▶ [Task details]:
From the listing below, extract each line containing the string "WinSingle".

▶ [Supplied material]:
[Begin]

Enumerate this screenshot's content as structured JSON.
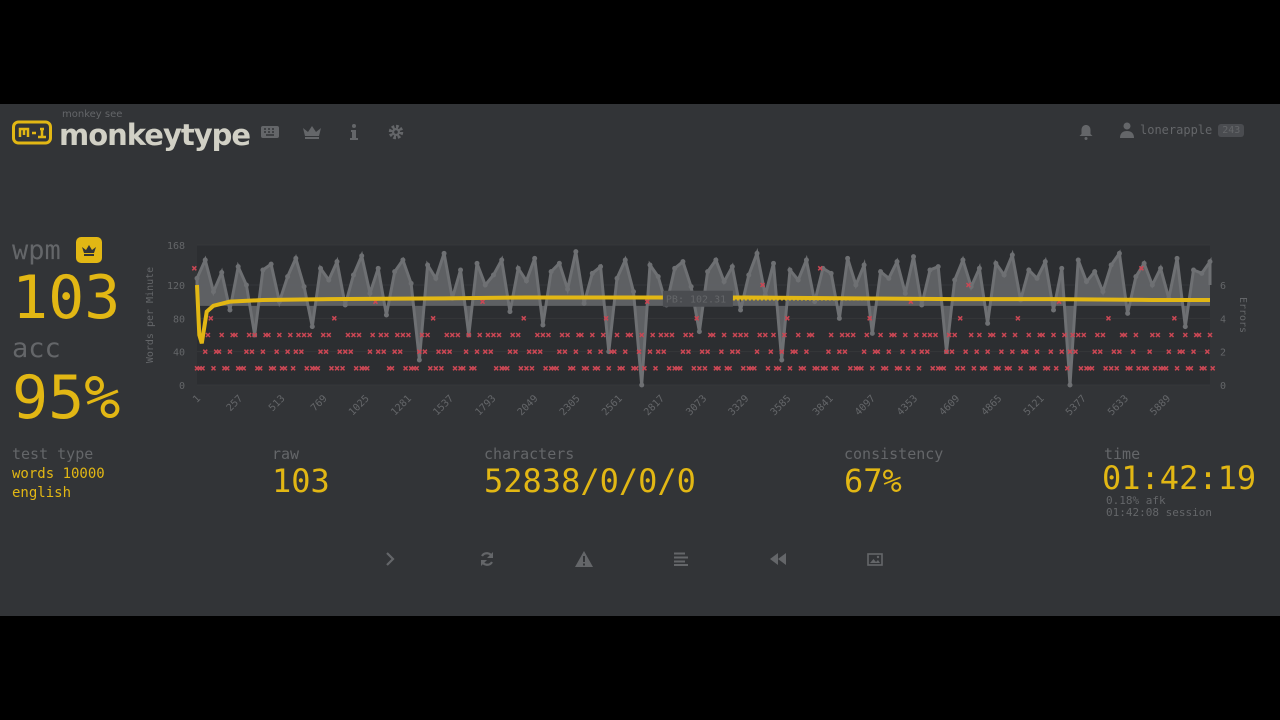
{
  "colors": {
    "bg": "#323437",
    "main": "#e2b714",
    "sub": "#646669",
    "text": "#d1d0c5",
    "error": "#ca4754"
  },
  "header": {
    "logo_sub": "monkey see",
    "logo_text": "monkeytype",
    "nav": [
      {
        "icon": "keyboard-icon"
      },
      {
        "icon": "crown-icon"
      },
      {
        "icon": "info-icon"
      },
      {
        "icon": "gear-icon"
      }
    ],
    "notifications_icon": "bell-icon",
    "user": {
      "name": "lonerapple",
      "level": "243"
    }
  },
  "stats": {
    "wpm_label": "wpm",
    "wpm": "103",
    "pb_icon": "crown-icon",
    "acc_label": "acc",
    "acc": "95%",
    "test_type_label": "test type",
    "test_type": "words 10000",
    "language": "english",
    "raw_label": "raw",
    "raw": "103",
    "characters_label": "characters",
    "characters": "52838/0/0/0",
    "consistency_label": "consistency",
    "consistency": "67%",
    "time_label": "time",
    "time": "01:42:19",
    "afk": "0.18% afk",
    "session": "01:42:08 session"
  },
  "chart_data": {
    "type": "line",
    "ylabel": "Words per Minute",
    "y2label": "Errors",
    "ylim": [
      0,
      168
    ],
    "y2lim": [
      0,
      8.4
    ],
    "yticks": [
      "0",
      "40",
      "80",
      "120",
      "168"
    ],
    "y2ticks": [
      "0",
      "2",
      "4",
      "6"
    ],
    "xlim": [
      1,
      6150
    ],
    "xticks": [
      "1",
      "257",
      "513",
      "769",
      "1025",
      "1281",
      "1537",
      "1793",
      "2049",
      "2305",
      "2561",
      "2817",
      "3073",
      "3329",
      "3585",
      "3841",
      "4097",
      "4353",
      "4609",
      "4865",
      "5121",
      "5377",
      "5633",
      "5889"
    ],
    "pb_label": "PB: 102.31",
    "pb": 102.31,
    "wpm": [
      [
        1,
        120
      ],
      [
        15,
        60
      ],
      [
        30,
        50
      ],
      [
        60,
        88
      ],
      [
        100,
        95
      ],
      [
        200,
        100
      ],
      [
        400,
        102
      ],
      [
        800,
        103
      ],
      [
        1500,
        104
      ],
      [
        2000,
        105
      ],
      [
        2817,
        105
      ],
      [
        3329,
        105
      ],
      [
        4000,
        104
      ],
      [
        4600,
        103
      ],
      [
        5200,
        103
      ],
      [
        5800,
        102
      ],
      [
        6150,
        102
      ]
    ],
    "raw": [
      128,
      150,
      112,
      135,
      90,
      142,
      120,
      60,
      138,
      145,
      100,
      130,
      152,
      118,
      70,
      140,
      126,
      148,
      96,
      132,
      155,
      110,
      140,
      84,
      136,
      150,
      122,
      30,
      144,
      128,
      158,
      104,
      138,
      60,
      146,
      120,
      132,
      150,
      88,
      140,
      125,
      152,
      72,
      136,
      146,
      115,
      160,
      98,
      134,
      142,
      40,
      128,
      150,
      112,
      0,
      144,
      130,
      96,
      140,
      148,
      118,
      64,
      136,
      150,
      124,
      142,
      90,
      132,
      158,
      108,
      146,
      30,
      138,
      126,
      150,
      100,
      140,
      134,
      80,
      152,
      120,
      144,
      62,
      136,
      128,
      148,
      110,
      154,
      96,
      138,
      142,
      40,
      126,
      150,
      118,
      140,
      74,
      146,
      132,
      156,
      102,
      138,
      128,
      148,
      90,
      140,
      0,
      150,
      124,
      136,
      112,
      144,
      158,
      86,
      130,
      146,
      120,
      140,
      104,
      152,
      70,
      138,
      134,
      148
    ],
    "errors": [
      7,
      1,
      4,
      2,
      1,
      3,
      1,
      2,
      1,
      3,
      2,
      1,
      1,
      2,
      3,
      1,
      2,
      4,
      1,
      2,
      3,
      1,
      5,
      2,
      1,
      2,
      3,
      1,
      2,
      4,
      1,
      2,
      3,
      2,
      1,
      5,
      2,
      3,
      1,
      2,
      4,
      1,
      2,
      3,
      1,
      2,
      1,
      3,
      2,
      1,
      4,
      2,
      1,
      3,
      2,
      5,
      1,
      2,
      3,
      1,
      2,
      4,
      1,
      3,
      2,
      1,
      2,
      3,
      1,
      6,
      2,
      1,
      4,
      2,
      1,
      3,
      7,
      2,
      1,
      2,
      3,
      1,
      4,
      2,
      1,
      3,
      2,
      5,
      1,
      2,
      3,
      1,
      2,
      4,
      6,
      2,
      1,
      3,
      2,
      1,
      4,
      2,
      1,
      3,
      2,
      5,
      1,
      2,
      3,
      1,
      2,
      4,
      1,
      3,
      2,
      7,
      2,
      3,
      1,
      4,
      2,
      1,
      3,
      2
    ]
  },
  "actions": [
    {
      "name": "next-test-button",
      "icon": "chevron-right-icon"
    },
    {
      "name": "restart-test-button",
      "icon": "refresh-icon"
    },
    {
      "name": "report-button",
      "icon": "warning-icon"
    },
    {
      "name": "word-history-button",
      "icon": "list-icon"
    },
    {
      "name": "replay-button",
      "icon": "rewind-icon"
    },
    {
      "name": "screenshot-button",
      "icon": "image-icon"
    }
  ]
}
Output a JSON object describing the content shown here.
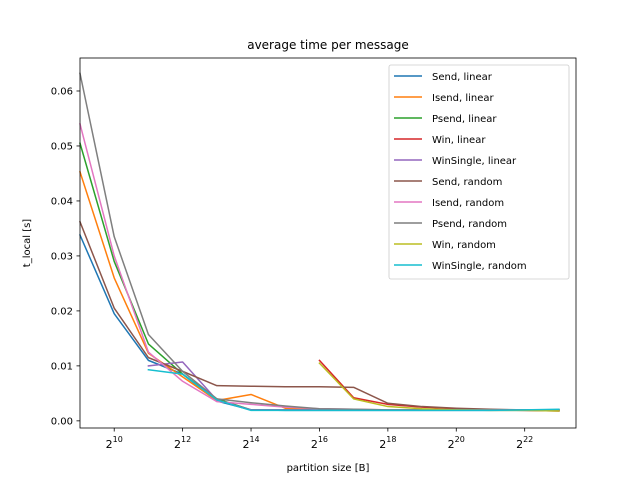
{
  "chart_data": {
    "type": "line",
    "title": "average time per message",
    "xlabel": "partition size [B]",
    "ylabel": "t_local [s]",
    "x_scale": "log2",
    "xlim": [
      9,
      23.5
    ],
    "ylim": [
      -0.0013,
      0.066
    ],
    "x_ticks": [
      {
        "exp": 10,
        "base": "2",
        "sup": "10"
      },
      {
        "exp": 12,
        "base": "2",
        "sup": "12"
      },
      {
        "exp": 14,
        "base": "2",
        "sup": "14"
      },
      {
        "exp": 16,
        "base": "2",
        "sup": "16"
      },
      {
        "exp": 18,
        "base": "2",
        "sup": "18"
      },
      {
        "exp": 20,
        "base": "2",
        "sup": "20"
      },
      {
        "exp": 22,
        "base": "2",
        "sup": "22"
      }
    ],
    "y_ticks": [
      "0.00",
      "0.01",
      "0.02",
      "0.03",
      "0.04",
      "0.05",
      "0.06"
    ],
    "legend_position": "upper right",
    "series": [
      {
        "name": "Send, linear",
        "color": "#1f77b4",
        "x_exp": [
          9,
          10,
          11,
          12,
          13,
          14,
          15,
          16,
          17,
          18,
          19,
          20,
          21,
          22,
          23
        ],
        "y": [
          0.0338,
          0.0195,
          0.011,
          0.0085,
          0.0036,
          0.002,
          0.0019,
          0.0019,
          0.0019,
          0.0019,
          0.0019,
          0.0019,
          0.0019,
          0.0019,
          0.0019
        ]
      },
      {
        "name": "Isend, linear",
        "color": "#ff7f0e",
        "x_exp": [
          9,
          10,
          11,
          12,
          13,
          14,
          15,
          16,
          17,
          18,
          19,
          20,
          21,
          22,
          23
        ],
        "y": [
          0.0453,
          0.026,
          0.0123,
          0.008,
          0.0037,
          0.0048,
          0.0023,
          0.002,
          0.002,
          0.002,
          0.002,
          0.002,
          0.002,
          0.002,
          0.002
        ]
      },
      {
        "name": "Psend, linear",
        "color": "#2ca02c",
        "x_exp": [
          9,
          10,
          11,
          12,
          13,
          14,
          15,
          16,
          17,
          18,
          19,
          20,
          21,
          22,
          23
        ],
        "y": [
          0.0505,
          0.029,
          0.014,
          0.0085,
          0.004,
          0.002,
          0.002,
          0.002,
          0.002,
          0.002,
          0.002,
          0.002,
          0.002,
          0.002,
          0.002
        ]
      },
      {
        "name": "Win, linear",
        "color": "#d62728",
        "x_exp": [
          16,
          17,
          18,
          19,
          20,
          21,
          22,
          23
        ],
        "y": [
          0.011,
          0.0042,
          0.003,
          0.0025,
          0.0022,
          0.002,
          0.0019,
          0.0018
        ]
      },
      {
        "name": "WinSingle, linear",
        "color": "#9467bd",
        "x_exp": [
          11,
          12,
          13,
          14,
          15,
          16,
          17,
          18,
          19,
          20,
          21,
          22,
          23
        ],
        "y": [
          0.01,
          0.0107,
          0.0038,
          0.002,
          0.002,
          0.002,
          0.002,
          0.002,
          0.002,
          0.002,
          0.002,
          0.002,
          0.002
        ]
      },
      {
        "name": "Send, random",
        "color": "#8c564b",
        "x_exp": [
          9,
          10,
          11,
          12,
          13,
          14,
          15,
          16,
          17,
          18,
          19,
          20,
          21,
          22,
          23
        ],
        "y": [
          0.0362,
          0.0205,
          0.0115,
          0.009,
          0.0064,
          0.0063,
          0.0062,
          0.0062,
          0.0061,
          0.0032,
          0.0026,
          0.0023,
          0.0021,
          0.002,
          0.0019
        ]
      },
      {
        "name": "Isend, random",
        "color": "#e377c2",
        "x_exp": [
          9,
          10,
          11,
          12,
          13,
          14,
          15,
          16,
          17,
          18,
          19,
          20,
          21,
          22,
          23
        ],
        "y": [
          0.054,
          0.03,
          0.0125,
          0.0072,
          0.0035,
          0.003,
          0.0025,
          0.0022,
          0.0021,
          0.002,
          0.002,
          0.002,
          0.002,
          0.002,
          0.002
        ]
      },
      {
        "name": "Psend, random",
        "color": "#7f7f7f",
        "x_exp": [
          9,
          10,
          11,
          12,
          13,
          14,
          15,
          16,
          17,
          18,
          19,
          20,
          21,
          22,
          23
        ],
        "y": [
          0.0632,
          0.0335,
          0.0157,
          0.009,
          0.004,
          0.0033,
          0.0027,
          0.0022,
          0.0021,
          0.002,
          0.002,
          0.002,
          0.002,
          0.002,
          0.002
        ]
      },
      {
        "name": "Win, random",
        "color": "#bcbd22",
        "x_exp": [
          16,
          17,
          18,
          19,
          20,
          21,
          22,
          23
        ],
        "y": [
          0.0105,
          0.004,
          0.0026,
          0.0022,
          0.002,
          0.0019,
          0.0019,
          0.0018
        ]
      },
      {
        "name": "WinSingle, random",
        "color": "#17becf",
        "x_exp": [
          11,
          12,
          13,
          14,
          15,
          16,
          17,
          18,
          19,
          20,
          21,
          22,
          23
        ],
        "y": [
          0.0093,
          0.0085,
          0.0038,
          0.0019,
          0.0019,
          0.0019,
          0.0019,
          0.0019,
          0.0019,
          0.0019,
          0.0019,
          0.002,
          0.0021
        ]
      }
    ]
  }
}
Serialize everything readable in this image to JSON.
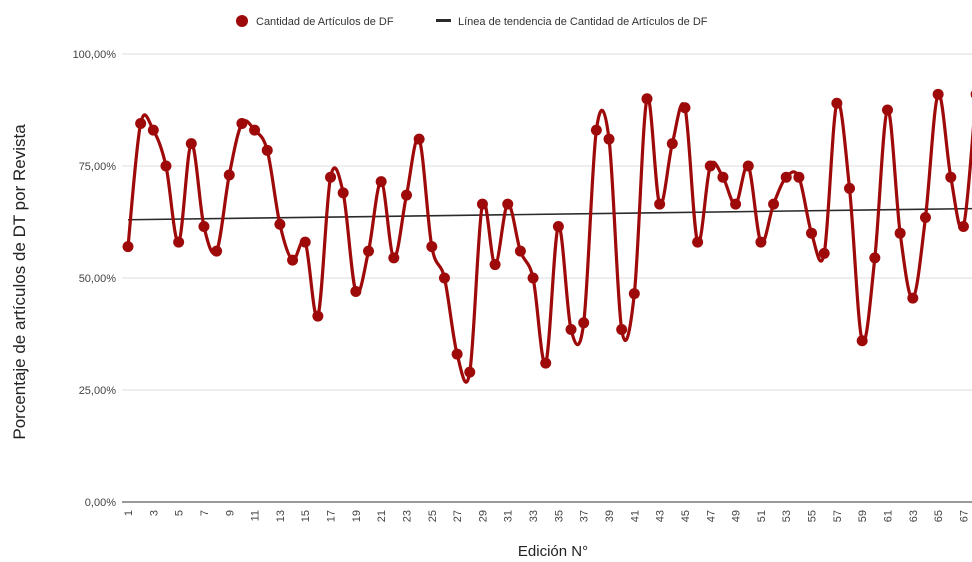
{
  "chart_data": {
    "type": "line",
    "title": "",
    "xlabel": "Edición N°",
    "ylabel": "Porcentaje de artículos de DT por Revista",
    "ylim": [
      0,
      100
    ],
    "yticks": [
      "0,00%",
      "25,00%",
      "50,00%",
      "75,00%",
      "100,00%"
    ],
    "ytick_values": [
      0,
      25,
      50,
      75,
      100
    ],
    "xlim": [
      1,
      68
    ],
    "xticks": [
      "1",
      "3",
      "5",
      "7",
      "9",
      "11",
      "13",
      "15",
      "17",
      "19",
      "21",
      "23",
      "25",
      "27",
      "29",
      "31",
      "33",
      "35",
      "37",
      "39",
      "41",
      "43",
      "45",
      "47",
      "49",
      "51",
      "53",
      "55",
      "57",
      "59",
      "61",
      "63",
      "65",
      "67"
    ],
    "grid": true,
    "legend_position": "top-center",
    "series": [
      {
        "name": "Cantidad de Artículos de DF",
        "color": "#9e0a0a",
        "marker": "circle",
        "x": [
          1,
          2,
          3,
          4,
          5,
          6,
          7,
          8,
          9,
          10,
          11,
          12,
          13,
          14,
          15,
          16,
          17,
          18,
          19,
          20,
          21,
          22,
          23,
          24,
          25,
          26,
          27,
          28,
          29,
          30,
          31,
          32,
          33,
          34,
          35,
          36,
          37,
          38,
          39,
          40,
          41,
          42,
          43,
          44,
          45,
          46,
          47,
          48,
          49,
          50,
          51,
          52,
          53,
          54,
          55,
          56,
          57,
          58,
          59,
          60,
          61,
          62,
          63,
          64,
          65,
          66,
          67,
          68
        ],
        "values": [
          57,
          84.5,
          83,
          75,
          58,
          80,
          61.5,
          56,
          73,
          84.5,
          83,
          78.5,
          62,
          54,
          58,
          41.5,
          72.5,
          69,
          47,
          56,
          71.5,
          54.5,
          68.5,
          81,
          57,
          50,
          33,
          29,
          66.5,
          53,
          66.5,
          56,
          50,
          31,
          61.5,
          38.5,
          40,
          83,
          81,
          38.5,
          46.5,
          90,
          66.5,
          80,
          88,
          58,
          75,
          72.5,
          66.5,
          75,
          58,
          66.5,
          72.5,
          72.5,
          60,
          55.5,
          89,
          70,
          36,
          54.5,
          87.5,
          60,
          45.5,
          63.5,
          91,
          72.5,
          61.5,
          91
        ]
      },
      {
        "name": "Línea de tendencia de Cantidad de Artículos de DF",
        "color": "#2b2b2b",
        "type": "trendline",
        "x": [
          1,
          68
        ],
        "values": [
          63,
          65.5
        ]
      }
    ]
  }
}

[End]

▶ [Solution below]:
        "name": "WinSingle, linear",
        "name": "WinSingle, random",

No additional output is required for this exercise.